**TÂCHES À RÉALISER:**
**1)** Imprimez le passage de l'article sur Gilbert Bigio et Sherif Abdallah qui commence aux mots « Todd Rosenberg, cofondateur » et s'arrête après « services, selon l’Icij. ».
**2)** Traduisez en anglais cette phrase de l'article sur Gilbert Bigio et Sherif Abdallah : « Bigio et Abdallah n’ont pas répondu aux demandes de commentaires sur les faits les concernant, selon l’article de l’Icij. »
**3)** Reprenez l'article sur Gilbert Bigio et Sherif Abdallah là où il s'arrête et poursuivez-en la rédaction.

**TEXTE FOURNI:**
- - - -
P-au-P, 08 févr. 2023 [AlterPresse] --- Sanctionnés, le lundi 5 décembre 2022, par le gouvernement du Canada pour cause de corruption et de financement des gangs armés en Haïti, Gilbert Bigio et Sherif Abdallah, deux membres très en vue de l’élite économique en Haïti, auraient été aidés, pendant des années, par des avocats et banquiers de Floride (États-Unis d’Amérique), dans l’achat de sociétés offshore et de propriétés de luxe, révèle une enquête du Consortium international des journalistes d’investigation (Icij), dont a pris connaissance l’agence en ligne AlterPresse.
Gilbert Bigio et Sherif Abdallah étaient propriétaires, administrateurs ou actionnaires d’au moins 20 sociétés offshore (une société offshore est une société ayant établi son siège social dans un pays étranger, qui lui offre des avantages fiscaux), grâce à des avocats et des banquiers américains, selon l’enquête, citant les archives des Pandora Papers, une investigation mondiale menée en 2021 par le Consortium international des journalistes d’investigation (International consortium of investigative journalists / Icij) et des partenaires médiatiques.
Bigio et Abdallah n’ont pas répondu aux demandes de commentaires sur les faits les concernant, selon l’article de l’Icij.
Todd Rosenberg, cofondateur du cabinet d’avocats Packman, Neuwahl & Rosenberg, basé à Miami, et Richard Bajandas, associé fondateur d’un autre cabinet d’avocats de Floride, Perlman, Bajandas, Yevoli & Albright, avaient mis en avant l’intégrité des deux hommes d’affaires, pour justifier leurs collaboration avec eux, à l’époque.
Des avocats et des banquiers de Miami ont notamment fourni à ces hommes d’affaires des conseils fiscaux, des lettres de référence et d’autres services, selon l’Icij.
« Bigio était lié à au moins une douzaine de sociétés de ce type, dont beaucoup ont été créées aux Bahamas. Il a également créé deux fiducies [1], des entités secrètes, qui peuvent offrir des avantages fiscaux et qui, souvent, ne nécessitent pas une déclaration aux gouvernements ».
Une fiducie investit dans l’industrie du carburant, tandis que l’autre fiducie, le Deep Blue Trust, détenait une participation de 31 millions de dollars américains dans des entreprises haïtiennes et possédait une maison de 3 millions de dollars dans l’enclave de Bal Harbour dans le comté de Miami-Dade.
Elles auraient été utilisées au profit des membres de la famille de Bigio, vivant aux États-Unis, toujours selon les archives de l’Icij.
- - - -
(Données de segmentation de page)
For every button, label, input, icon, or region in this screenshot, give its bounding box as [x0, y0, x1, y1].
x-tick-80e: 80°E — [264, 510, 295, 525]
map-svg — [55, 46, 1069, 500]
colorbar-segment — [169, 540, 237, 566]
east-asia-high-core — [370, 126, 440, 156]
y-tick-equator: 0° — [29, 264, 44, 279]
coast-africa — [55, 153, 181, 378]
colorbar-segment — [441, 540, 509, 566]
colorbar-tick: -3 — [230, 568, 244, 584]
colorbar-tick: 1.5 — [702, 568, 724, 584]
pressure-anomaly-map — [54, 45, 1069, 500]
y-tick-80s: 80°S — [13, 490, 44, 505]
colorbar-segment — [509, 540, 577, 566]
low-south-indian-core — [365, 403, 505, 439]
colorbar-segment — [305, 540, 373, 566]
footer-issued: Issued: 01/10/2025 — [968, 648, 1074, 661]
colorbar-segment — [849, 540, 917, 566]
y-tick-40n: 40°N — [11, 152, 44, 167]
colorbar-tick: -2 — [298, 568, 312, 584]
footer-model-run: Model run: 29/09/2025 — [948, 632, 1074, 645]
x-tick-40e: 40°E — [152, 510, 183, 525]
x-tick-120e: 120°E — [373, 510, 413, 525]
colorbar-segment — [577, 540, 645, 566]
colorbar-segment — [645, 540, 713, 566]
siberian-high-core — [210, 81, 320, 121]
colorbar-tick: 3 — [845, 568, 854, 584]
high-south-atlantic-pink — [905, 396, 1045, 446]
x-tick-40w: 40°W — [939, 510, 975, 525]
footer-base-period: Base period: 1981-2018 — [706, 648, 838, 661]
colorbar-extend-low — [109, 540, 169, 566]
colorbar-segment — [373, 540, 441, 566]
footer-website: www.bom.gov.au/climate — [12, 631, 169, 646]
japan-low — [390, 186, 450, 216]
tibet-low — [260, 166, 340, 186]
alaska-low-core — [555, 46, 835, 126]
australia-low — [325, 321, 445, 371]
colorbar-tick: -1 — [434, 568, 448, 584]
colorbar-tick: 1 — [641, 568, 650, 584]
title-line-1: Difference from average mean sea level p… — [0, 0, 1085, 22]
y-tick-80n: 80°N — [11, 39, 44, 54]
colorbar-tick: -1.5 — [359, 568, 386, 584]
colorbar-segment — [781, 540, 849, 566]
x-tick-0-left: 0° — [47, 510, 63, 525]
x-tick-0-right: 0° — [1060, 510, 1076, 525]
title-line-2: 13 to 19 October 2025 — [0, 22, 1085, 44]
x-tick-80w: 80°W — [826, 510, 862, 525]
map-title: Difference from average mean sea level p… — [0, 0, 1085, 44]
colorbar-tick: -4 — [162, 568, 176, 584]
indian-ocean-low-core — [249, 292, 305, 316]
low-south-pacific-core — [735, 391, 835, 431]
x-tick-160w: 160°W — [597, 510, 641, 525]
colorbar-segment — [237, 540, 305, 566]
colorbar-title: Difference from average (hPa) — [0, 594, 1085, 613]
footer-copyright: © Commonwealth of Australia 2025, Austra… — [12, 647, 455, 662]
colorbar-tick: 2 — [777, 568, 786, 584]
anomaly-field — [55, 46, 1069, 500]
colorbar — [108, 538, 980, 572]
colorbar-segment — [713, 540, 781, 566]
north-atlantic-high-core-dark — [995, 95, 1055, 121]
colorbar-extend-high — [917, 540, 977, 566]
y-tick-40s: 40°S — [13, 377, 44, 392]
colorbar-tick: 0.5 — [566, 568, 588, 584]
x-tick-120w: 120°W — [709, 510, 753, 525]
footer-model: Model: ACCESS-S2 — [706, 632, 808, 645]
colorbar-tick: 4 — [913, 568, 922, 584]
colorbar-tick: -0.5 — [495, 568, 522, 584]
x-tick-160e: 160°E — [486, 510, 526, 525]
- - - -
**RÉPONSES PAR TÂCHE:**
**1)**
Todd Rosenberg, cofondateur du cabinet d’avocats Packman, Neuwahl & Rosenberg, basé à Miami, et Richard Bajandas, associé fondateur d’un autre cabinet d’avocats de Floride, Perlman, Bajandas, Yevoli & Albright, avaient mis en avant l’intégrité des deux hommes d’affaires, pour justifier leurs collaboration avec eux, à l’époque.
Des avocats et des banquiers de Miami ont notamment fourni à ces hommes d’affaires des conseils fiscaux, des lettres de référence et d’autres services, selon l’Icij.

**2)** Bigio and Abdallah did not respond to requests for comment on the matters concerning them, according to the Icij article.

**3)**
« Quant à Abdallah, il possédait au moins quatre sociétés, enregistrées aux Bahamas. En 2017, selon un document, Abdallah a créé une société, dans les îles Vierges britanniques, pour posséder un yacht d’un million de dollars, nommé Karisa », souligne l’enquête.
Sherif Abdallah a représenté l’Italie en tant que consul honoraire en Haïti, pendant plus d’une décennie, selon les archives des Pandora Papers, alors que Gilbert Bigio a été consul honoraire d’Israël en Haïti, pendant plus de vingt ans.
Suite aux sanctions du Canada à son encontre, Abdallah a démissionné de son poste de vice-président de la Sogebank en Haïti,.
Le 17 novembre 2022, le gouvernement du Canada a pris les mêmes sanctions contre l’actuel sénateur du Plateau central Rony Célestin, l’ancien sénateur du Sud Hervé Fourcand et l’ancien député Gary Bodeau, ainsi que contre l’ancien président Joseph Michel Martelly (14 mai 2011 - 7 février 2016) et deux anciens premiers ministres, Laurent Salvador Lamothe (16 mai 2012 - 14 décembre 2014) et Jean Henry Céant (17 septembre 2018 - 18 mars 2019), suspectés d’être de mèche avec les gangs armés en Haïti.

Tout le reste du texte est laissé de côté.